Return every record below exactly as written, but leave out the pictures.
[Start of Material for this task]
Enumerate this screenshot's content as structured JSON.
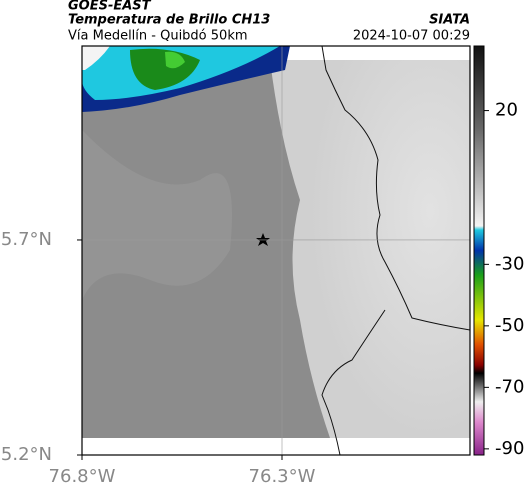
{
  "header": {
    "satellite": "GOES-EAST",
    "product": "Temperatura de Brillo CH13",
    "route": "Vía Medellín - Quibdó 50km",
    "source": "SIATA",
    "timestamp": "2024-10-07 00:29"
  },
  "map": {
    "xlim": [
      -76.8,
      -75.83
    ],
    "ylim": [
      5.2,
      6.151
    ],
    "xticks": [
      {
        "value": -76.8,
        "label": "76.8°W"
      },
      {
        "value": -76.3,
        "label": "76.3°W"
      }
    ],
    "yticks": [
      {
        "value": 5.2,
        "label": "5.2°N"
      },
      {
        "value": 5.7,
        "label": "5.7°N"
      }
    ],
    "grid": true
  },
  "colorbar": {
    "ylim": [
      -92,
      41
    ],
    "yticks": [
      20,
      -30,
      -50,
      -70,
      -90
    ]
  }
}
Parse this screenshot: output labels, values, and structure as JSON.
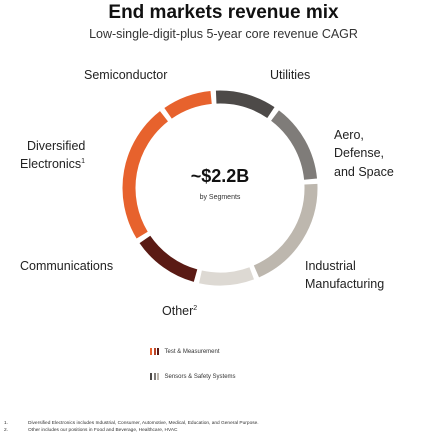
{
  "title": "End markets revenue mix",
  "subtitle": "Low-single-digit-plus 5-year core revenue CAGR",
  "center": {
    "value": "~$2.2B",
    "label": "by Segments"
  },
  "colors": {
    "test_measurement": [
      "#e7622d",
      "#b8432a",
      "#5a1a14"
    ],
    "sensors_safety": [
      "#4d4a48",
      "#7f7c79",
      "#bdb7ae",
      "#ddd9d3"
    ]
  },
  "chart_data": {
    "type": "pie",
    "variant": "donut",
    "title": "End markets revenue mix",
    "subtitle": "Low-single-digit-plus 5-year core revenue CAGR",
    "center_text": "~$2.2B",
    "center_subtext": "by Segments",
    "legend_position": "bottom-center",
    "series": [
      {
        "name": "Test & Measurement",
        "color": "#e7622d"
      },
      {
        "name": "Sensors & Safety Systems",
        "color": "#7f7c79"
      }
    ],
    "slices": [
      {
        "label": "Utilities",
        "value": 11,
        "color": "#4d4a48",
        "segment": "Sensors & Safety Systems"
      },
      {
        "label": "Aero, Defense, and Space",
        "value": 14,
        "color": "#7f7c79",
        "segment": "Sensors & Safety Systems"
      },
      {
        "label": "Industrial Manufacturing",
        "value": 20,
        "color": "#bdb7ae",
        "segment": "Sensors & Safety Systems"
      },
      {
        "label": "Other",
        "footnote": "2",
        "value": 10,
        "color": "#ddd9d3",
        "segment": "Sensors & Safety Systems"
      },
      {
        "label": "Communications",
        "value": 12,
        "color": "#5a1a14",
        "segment": "Test & Measurement"
      },
      {
        "label": "Diversified Electronics",
        "footnote": "1",
        "value": 24,
        "color": "#e7622d",
        "segment": "Test & Measurement"
      },
      {
        "label": "Semiconductor",
        "value": 9,
        "color": "#e7622d",
        "segment": "Test & Measurement"
      }
    ]
  },
  "labels": {
    "semiconductor": "Semiconductor",
    "utilities": "Utilities",
    "aero_1": "Aero,",
    "aero_2": "Defense,",
    "aero_3": "and Space",
    "diversified_1": "Diversified",
    "diversified_2": "Electronics",
    "diversified_sup": "1",
    "communications": "Communications",
    "industrial_1": "Industrial",
    "industrial_2": "Manufacturing",
    "other": "Other",
    "other_sup": "2"
  },
  "legend": [
    {
      "label": "Test & Measurement",
      "colors": [
        "#e7622d",
        "#b8432a",
        "#5a1a14"
      ]
    },
    {
      "label": "Sensors & Safety Systems",
      "colors": [
        "#4d4a48",
        "#7f7c79",
        "#bdb7ae"
      ]
    }
  ],
  "footnotes": [
    {
      "num": "1.",
      "text": "Diversified Electronics includes Industrial, Consumer, Automotive, Medical, Education, and General Purpose."
    },
    {
      "num": "2.",
      "text": "Other includes our positions in Food and Beverage, Healthcare, HVAC"
    }
  ]
}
[End of Material for this task]
▶ Task response
Enumerate this screenshot's content as structured JSON.
{
  "header": {
    "satellite": "GOES-EAST",
    "product": "Temperatura de Brillo CH13",
    "route": "Vía Medellín - Quibdó 50km",
    "source": "SIATA",
    "timestamp": "2024-10-07 00:29"
  },
  "map": {
    "xlim": [
      -76.8,
      -75.83
    ],
    "ylim": [
      5.2,
      6.151
    ],
    "xticks": [
      {
        "value": -76.8,
        "label": "76.8°W"
      },
      {
        "value": -76.3,
        "label": "76.3°W"
      }
    ],
    "yticks": [
      {
        "value": 5.2,
        "label": "5.2°N"
      },
      {
        "value": 5.7,
        "label": "5.7°N"
      }
    ],
    "grid": true
  },
  "colorbar": {
    "ylim": [
      -92,
      41
    ],
    "yticks": [
      20,
      -30,
      -50,
      -70,
      -90
    ]
  }
}
Parse this screenshot: output labels, values, and structure as JSON.
{
  "title": "End markets revenue mix",
  "subtitle": "Low-single-digit-plus 5-year core revenue CAGR",
  "center": {
    "value": "~$2.2B",
    "label": "by Segments"
  },
  "colors": {
    "test_measurement": [
      "#e7622d",
      "#b8432a",
      "#5a1a14"
    ],
    "sensors_safety": [
      "#4d4a48",
      "#7f7c79",
      "#bdb7ae",
      "#ddd9d3"
    ]
  },
  "chart_data": {
    "type": "pie",
    "variant": "donut",
    "title": "End markets revenue mix",
    "subtitle": "Low-single-digit-plus 5-year core revenue CAGR",
    "center_text": "~$2.2B",
    "center_subtext": "by Segments",
    "legend_position": "bottom-center",
    "series": [
      {
        "name": "Test & Measurement",
        "color": "#e7622d"
      },
      {
        "name": "Sensors & Safety Systems",
        "color": "#7f7c79"
      }
    ],
    "slices": [
      {
        "label": "Utilities",
        "value": 11,
        "color": "#4d4a48",
        "segment": "Sensors & Safety Systems"
      },
      {
        "label": "Aero, Defense, and Space",
        "value": 14,
        "color": "#7f7c79",
        "segment": "Sensors & Safety Systems"
      },
      {
        "label": "Industrial Manufacturing",
        "value": 20,
        "color": "#bdb7ae",
        "segment": "Sensors & Safety Systems"
      },
      {
        "label": "Other",
        "footnote": "2",
        "value": 10,
        "color": "#ddd9d3",
        "segment": "Sensors & Safety Systems"
      },
      {
        "label": "Communications",
        "value": 12,
        "color": "#5a1a14",
        "segment": "Test & Measurement"
      },
      {
        "label": "Diversified Electronics",
        "footnote": "1",
        "value": 24,
        "color": "#e7622d",
        "segment": "Test & Measurement"
      },
      {
        "label": "Semiconductor",
        "value": 9,
        "color": "#e7622d",
        "segment": "Test & Measurement"
      }
    ]
  },
  "labels": {
    "semiconductor": "Semiconductor",
    "utilities": "Utilities",
    "aero_1": "Aero,",
    "aero_2": "Defense,",
    "aero_3": "and Space",
    "diversified_1": "Diversified",
    "diversified_2": "Electronics",
    "diversified_sup": "1",
    "communications": "Communications",
    "industrial_1": "Industrial",
    "industrial_2": "Manufacturing",
    "other": "Other",
    "other_sup": "2"
  },
  "legend": [
    {
      "label": "Test & Measurement",
      "colors": [
        "#e7622d",
        "#b8432a",
        "#5a1a14"
      ]
    },
    {
      "label": "Sensors & Safety Systems",
      "colors": [
        "#4d4a48",
        "#7f7c79",
        "#bdb7ae"
      ]
    }
  ],
  "footnotes": [
    {
      "num": "1.",
      "text": "Diversified Electronics includes Industrial, Consumer, Automotive, Medical, Education, and General Purpose."
    },
    {
      "num": "2.",
      "text": "Other includes our positions in Food and Beverage, Healthcare, HVAC"
    }
  ]
}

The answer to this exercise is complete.